**YOUR GOAL**
Copy every record word for word.

**SOURCE DATA**
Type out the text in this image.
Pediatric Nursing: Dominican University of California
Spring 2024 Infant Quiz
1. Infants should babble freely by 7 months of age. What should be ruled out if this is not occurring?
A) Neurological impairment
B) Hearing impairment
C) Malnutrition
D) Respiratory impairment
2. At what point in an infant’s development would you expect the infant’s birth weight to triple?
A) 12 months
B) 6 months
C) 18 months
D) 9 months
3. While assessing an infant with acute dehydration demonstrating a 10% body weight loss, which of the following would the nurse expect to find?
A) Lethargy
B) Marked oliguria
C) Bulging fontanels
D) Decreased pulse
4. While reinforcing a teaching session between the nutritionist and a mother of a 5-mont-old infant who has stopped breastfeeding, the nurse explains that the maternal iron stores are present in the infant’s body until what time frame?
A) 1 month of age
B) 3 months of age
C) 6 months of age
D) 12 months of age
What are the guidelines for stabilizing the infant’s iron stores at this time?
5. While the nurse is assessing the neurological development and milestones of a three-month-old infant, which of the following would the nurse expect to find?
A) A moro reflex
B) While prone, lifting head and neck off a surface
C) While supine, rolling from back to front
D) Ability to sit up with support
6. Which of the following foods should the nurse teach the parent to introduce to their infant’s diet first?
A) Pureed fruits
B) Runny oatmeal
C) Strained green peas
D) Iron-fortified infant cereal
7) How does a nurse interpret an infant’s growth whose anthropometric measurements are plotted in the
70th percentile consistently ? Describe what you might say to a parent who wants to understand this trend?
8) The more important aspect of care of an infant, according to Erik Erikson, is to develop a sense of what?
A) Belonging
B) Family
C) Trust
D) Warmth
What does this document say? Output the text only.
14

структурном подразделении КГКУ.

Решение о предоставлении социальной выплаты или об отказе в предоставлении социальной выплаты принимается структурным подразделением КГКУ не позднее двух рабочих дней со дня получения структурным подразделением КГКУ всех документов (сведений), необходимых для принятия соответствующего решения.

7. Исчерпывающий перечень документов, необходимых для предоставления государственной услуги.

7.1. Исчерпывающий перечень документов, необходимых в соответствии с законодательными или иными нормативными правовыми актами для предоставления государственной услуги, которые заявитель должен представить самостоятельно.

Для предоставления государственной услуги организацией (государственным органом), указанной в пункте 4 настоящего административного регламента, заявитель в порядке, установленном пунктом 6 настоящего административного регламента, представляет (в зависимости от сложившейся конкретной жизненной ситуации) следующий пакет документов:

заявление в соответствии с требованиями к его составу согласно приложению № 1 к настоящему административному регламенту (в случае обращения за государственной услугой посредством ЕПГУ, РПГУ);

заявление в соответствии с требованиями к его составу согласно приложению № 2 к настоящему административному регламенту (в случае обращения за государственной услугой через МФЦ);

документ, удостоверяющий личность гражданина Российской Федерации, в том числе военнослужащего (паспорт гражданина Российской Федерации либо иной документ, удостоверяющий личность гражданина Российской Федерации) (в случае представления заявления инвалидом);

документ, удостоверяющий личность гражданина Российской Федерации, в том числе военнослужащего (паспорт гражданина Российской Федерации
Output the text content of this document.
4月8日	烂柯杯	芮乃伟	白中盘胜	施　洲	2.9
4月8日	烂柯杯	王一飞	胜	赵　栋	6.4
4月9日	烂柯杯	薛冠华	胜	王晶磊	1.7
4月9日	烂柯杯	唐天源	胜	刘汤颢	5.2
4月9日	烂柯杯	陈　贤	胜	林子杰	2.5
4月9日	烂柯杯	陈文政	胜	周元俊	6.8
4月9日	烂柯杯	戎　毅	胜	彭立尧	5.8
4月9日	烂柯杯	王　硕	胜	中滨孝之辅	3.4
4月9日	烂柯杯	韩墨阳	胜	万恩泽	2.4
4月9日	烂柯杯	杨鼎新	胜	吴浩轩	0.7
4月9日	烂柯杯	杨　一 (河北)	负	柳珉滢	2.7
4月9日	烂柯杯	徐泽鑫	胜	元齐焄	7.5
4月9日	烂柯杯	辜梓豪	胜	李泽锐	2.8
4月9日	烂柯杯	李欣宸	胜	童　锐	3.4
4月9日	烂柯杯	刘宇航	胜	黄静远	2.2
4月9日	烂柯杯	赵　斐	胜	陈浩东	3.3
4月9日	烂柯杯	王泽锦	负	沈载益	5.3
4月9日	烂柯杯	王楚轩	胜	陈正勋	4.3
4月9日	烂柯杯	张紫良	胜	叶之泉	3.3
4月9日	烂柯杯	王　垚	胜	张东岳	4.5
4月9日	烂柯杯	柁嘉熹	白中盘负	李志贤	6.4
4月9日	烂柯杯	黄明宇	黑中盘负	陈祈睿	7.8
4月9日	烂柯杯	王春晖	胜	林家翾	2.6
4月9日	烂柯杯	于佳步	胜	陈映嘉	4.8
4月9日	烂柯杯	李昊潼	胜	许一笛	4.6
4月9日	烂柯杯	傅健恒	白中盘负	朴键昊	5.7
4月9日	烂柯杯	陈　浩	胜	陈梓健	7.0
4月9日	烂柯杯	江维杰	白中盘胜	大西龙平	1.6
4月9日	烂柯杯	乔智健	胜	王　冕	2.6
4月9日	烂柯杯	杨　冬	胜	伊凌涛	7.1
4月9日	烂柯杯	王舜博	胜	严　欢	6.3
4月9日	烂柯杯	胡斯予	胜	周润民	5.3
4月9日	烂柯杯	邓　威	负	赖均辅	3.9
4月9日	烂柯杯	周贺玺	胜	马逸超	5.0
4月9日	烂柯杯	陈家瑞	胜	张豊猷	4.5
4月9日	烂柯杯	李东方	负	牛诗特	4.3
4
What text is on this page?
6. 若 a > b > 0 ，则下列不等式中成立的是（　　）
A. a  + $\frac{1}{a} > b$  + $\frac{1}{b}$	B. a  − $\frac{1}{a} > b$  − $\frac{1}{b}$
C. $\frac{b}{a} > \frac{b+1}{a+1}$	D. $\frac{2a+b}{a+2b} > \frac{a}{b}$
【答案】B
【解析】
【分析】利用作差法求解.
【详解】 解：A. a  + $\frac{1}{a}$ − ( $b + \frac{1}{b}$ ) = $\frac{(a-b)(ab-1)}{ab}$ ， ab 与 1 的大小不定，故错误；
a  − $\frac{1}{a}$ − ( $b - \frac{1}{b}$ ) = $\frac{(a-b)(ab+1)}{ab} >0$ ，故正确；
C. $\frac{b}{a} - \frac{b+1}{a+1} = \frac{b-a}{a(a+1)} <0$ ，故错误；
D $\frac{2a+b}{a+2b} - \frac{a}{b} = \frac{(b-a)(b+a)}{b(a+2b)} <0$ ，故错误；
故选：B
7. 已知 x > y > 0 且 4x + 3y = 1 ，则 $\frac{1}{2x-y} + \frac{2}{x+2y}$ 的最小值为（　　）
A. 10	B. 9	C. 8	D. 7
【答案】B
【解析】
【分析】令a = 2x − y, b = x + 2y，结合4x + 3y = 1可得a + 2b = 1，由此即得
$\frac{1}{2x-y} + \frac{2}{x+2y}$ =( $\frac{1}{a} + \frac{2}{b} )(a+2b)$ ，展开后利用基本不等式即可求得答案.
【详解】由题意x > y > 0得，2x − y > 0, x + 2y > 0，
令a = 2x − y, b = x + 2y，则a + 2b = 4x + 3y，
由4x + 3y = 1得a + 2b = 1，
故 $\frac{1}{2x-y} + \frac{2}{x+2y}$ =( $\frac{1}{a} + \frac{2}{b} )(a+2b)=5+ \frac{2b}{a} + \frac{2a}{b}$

**OUTPUT OF THE TASK**
Type out the text in this image.
Pediatric Nursing: Dominican University of California
Spring 2024 Infant Quiz
1. Infants should babble freely by 7 months of age. What should be ruled out if this is not occurring?
A) Neurological impairment
B) Hearing impairment
C) Malnutrition
D) Respiratory impairment
2. At what point in an infant’s development would you expect the infant’s birth weight to triple?
A) 12 months
B) 6 months
C) 18 months
D) 9 months
3. While assessing an infant with acute dehydration demonstrating a 10% body weight loss, which of the following would the nurse expect to find?
A) Lethargy
B) Marked oliguria
C) Bulging fontanels
D) Decreased pulse
4. While reinforcing a teaching session between the nutritionist and a mother of a 5-mont-old infant who has stopped breastfeeding, the nurse explains that the maternal iron stores are present in the infant’s body until what time frame?
A) 1 month of age
B) 3 months of age
C) 6 months of age
D) 12 months of age
What are the guidelines for stabilizing the infant’s iron stores at this time?
5. While the nurse is assessing the neurological development and milestones of a three-month-old infant, which of the following would the nurse expect to find?
A) A moro reflex
B) While prone, lifting head and neck off a surface
C) While supine, rolling from back to front
D) Ability to sit up with support
6. Which of the following foods should the nurse teach the parent to introduce to their infant’s diet first?
A) Pureed fruits
B) Runny oatmeal
C) Strained green peas
D) Iron-fortified infant cereal
7) How does a nurse interpret an infant’s growth whose anthropometric measurements are plotted in the
70th percentile consistently ? Describe what you might say to a parent who wants to understand this trend?
8) The more important aspect of care of an infant, according to Erik Erikson, is to develop a sense of what?
A) Belonging
B) Family
C) Trust
D) Warmth
What does this document say? Output the text only.
14

структурном подразделении КГКУ.

Решение о предоставлении социальной выплаты или об отказе в предоставлении социальной выплаты принимается структурным подразделением КГКУ не позднее двух рабочих дней со дня получения структурным подразделением КГКУ всех документов (сведений), необходимых для принятия соответствующего решения.

7. Исчерпывающий перечень документов, необходимых для предоставления государственной услуги.

7.1. Исчерпывающий перечень документов, необходимых в соответствии с законодательными или иными нормативными правовыми актами для предоставления государственной услуги, которые заявитель должен представить самостоятельно.

Для предоставления государственной услуги организацией (государственным органом), указанной в пункте 4 настоящего административного регламента, заявитель в порядке, установленном пунктом 6 настоящего административного регламента, представляет (в зависимости от сложившейся конкретной жизненной ситуации) следующий пакет документов:

заявление в соответствии с требованиями к его составу согласно приложению № 1 к настоящему административному регламенту (в случае обращения за государственной услугой посредством ЕПГУ, РПГУ);

заявление в соответствии с требованиями к его составу согласно приложению № 2 к настоящему административному регламенту (в случае обращения за государственной услугой через МФЦ);

документ, удостоверяющий личность гражданина Российской Федерации, в том числе военнослужащего (паспорт гражданина Российской Федерации либо иной документ, удостоверяющий личность гражданина Российской Федерации) (в случае представления заявления инвалидом);

документ, удостоверяющий личность гражданина Российской Федерации, в том числе военнослужащего (паспорт гражданина Российской Федерации
Output the text content of this document.
4月8日	烂柯杯	芮乃伟	白中盘胜	施　洲	2.9
4月8日	烂柯杯	王一飞	胜	赵　栋	6.4
4月9日	烂柯杯	薛冠华	胜	王晶磊	1.7
4月9日	烂柯杯	唐天源	胜	刘汤颢	5.2
4月9日	烂柯杯	陈　贤	胜	林子杰	2.5
4月9日	烂柯杯	陈文政	胜	周元俊	6.8
4月9日	烂柯杯	戎　毅	胜	彭立尧	5.8
4月9日	烂柯杯	王　硕	胜	中滨孝之辅	3.4
4月9日	烂柯杯	韩墨阳	胜	万恩泽	2.4
4月9日	烂柯杯	杨鼎新	胜	吴浩轩	0.7
4月9日	烂柯杯	杨　一 (河北)	负	柳珉滢	2.7
4月9日	烂柯杯	徐泽鑫	胜	元齐焄	7.5
4月9日	烂柯杯	辜梓豪	胜	李泽锐	2.8
4月9日	烂柯杯	李欣宸	胜	童　锐	3.4
4月9日	烂柯杯	刘宇航	胜	黄静远	2.2
4月9日	烂柯杯	赵　斐	胜	陈浩东	3.3
4月9日	烂柯杯	王泽锦	负	沈载益	5.3
4月9日	烂柯杯	王楚轩	胜	陈正勋	4.3
4月9日	烂柯杯	张紫良	胜	叶之泉	3.3
4月9日	烂柯杯	王　垚	胜	张东岳	4.5
4月9日	烂柯杯	柁嘉熹	白中盘负	李志贤	6.4
4月9日	烂柯杯	黄明宇	黑中盘负	陈祈睿	7.8
4月9日	烂柯杯	王春晖	胜	林家翾	2.6
4月9日	烂柯杯	于佳步	胜	陈映嘉	4.8
4月9日	烂柯杯	李昊潼	胜	许一笛	4.6
4月9日	烂柯杯	傅健恒	白中盘负	朴键昊	5.7
4月9日	烂柯杯	陈　浩	胜	陈梓健	7.0
4月9日	烂柯杯	江维杰	白中盘胜	大西龙平	1.6
4月9日	烂柯杯	乔智健	胜	王　冕	2.6
4月9日	烂柯杯	杨　冬	胜	伊凌涛	7.1
4月9日	烂柯杯	王舜博	胜	严　欢	6.3
4月9日	烂柯杯	胡斯予	胜	周润民	5.3
4月9日	烂柯杯	邓　威	负	赖均辅	3.9
4月9日	烂柯杯	周贺玺	胜	马逸超	5.0
4月9日	烂柯杯	陈家瑞	胜	张豊猷	4.5
4月9日	烂柯杯	李东方	负	牛诗特	4.3
4
What text is on this page?
6. 若 a > b > 0 ，则下列不等式中成立的是（　　）
A. a  + $\frac{1}{a} > b$  + $\frac{1}{b}$	B. a  − $\frac{1}{a} > b$  − $\frac{1}{b}$
C. $\frac{b}{a} > \frac{b+1}{a+1}$	D. $\frac{2a+b}{a+2b} > \frac{a}{b}$
【答案】B
【解析】
【分析】利用作差法求解.
【详解】 解：A. a  + $\frac{1}{a}$ − ( $b + \frac{1}{b}$ ) = $\frac{(a-b)(ab-1)}{ab}$ ， ab 与 1 的大小不定，故错误；
a  − $\frac{1}{a}$ − ( $b - \frac{1}{b}$ ) = $\frac{(a-b)(ab+1)}{ab} >0$ ，故正确；
C. $\frac{b}{a} - \frac{b+1}{a+1} = \frac{b-a}{a(a+1)} <0$ ，故错误；
D $\frac{2a+b}{a+2b} - \frac{a}{b} = \frac{(b-a)(b+a)}{b(a+2b)} <0$ ，故错误；
故选：B
7. 已知 x > y > 0 且 4x + 3y = 1 ，则 $\frac{1}{2x-y} + \frac{2}{x+2y}$ 的最小值为（　　）
A. 10	B. 9	C. 8	D. 7
【答案】B
【解析】
【分析】令a = 2x − y, b = x + 2y，结合4x + 3y = 1可得a + 2b = 1，由此即得
$\frac{1}{2x-y} + \frac{2}{x+2y}$ =( $\frac{1}{a} + \frac{2}{b} )(a+2b)$ ，展开后利用基本不等式即可求得答案.
【详解】由题意x > y > 0得，2x − y > 0, x + 2y > 0，
令a = 2x − y, b = x + 2y，则a + 2b = 4x + 3y，
由4x + 3y = 1得a + 2b = 1，
故 $\frac{1}{2x-y} + \frac{2}{x+2y}$ =( $\frac{1}{a} + \frac{2}{b} )(a+2b)=5+ \frac{2b}{a} + \frac{2a}{b}$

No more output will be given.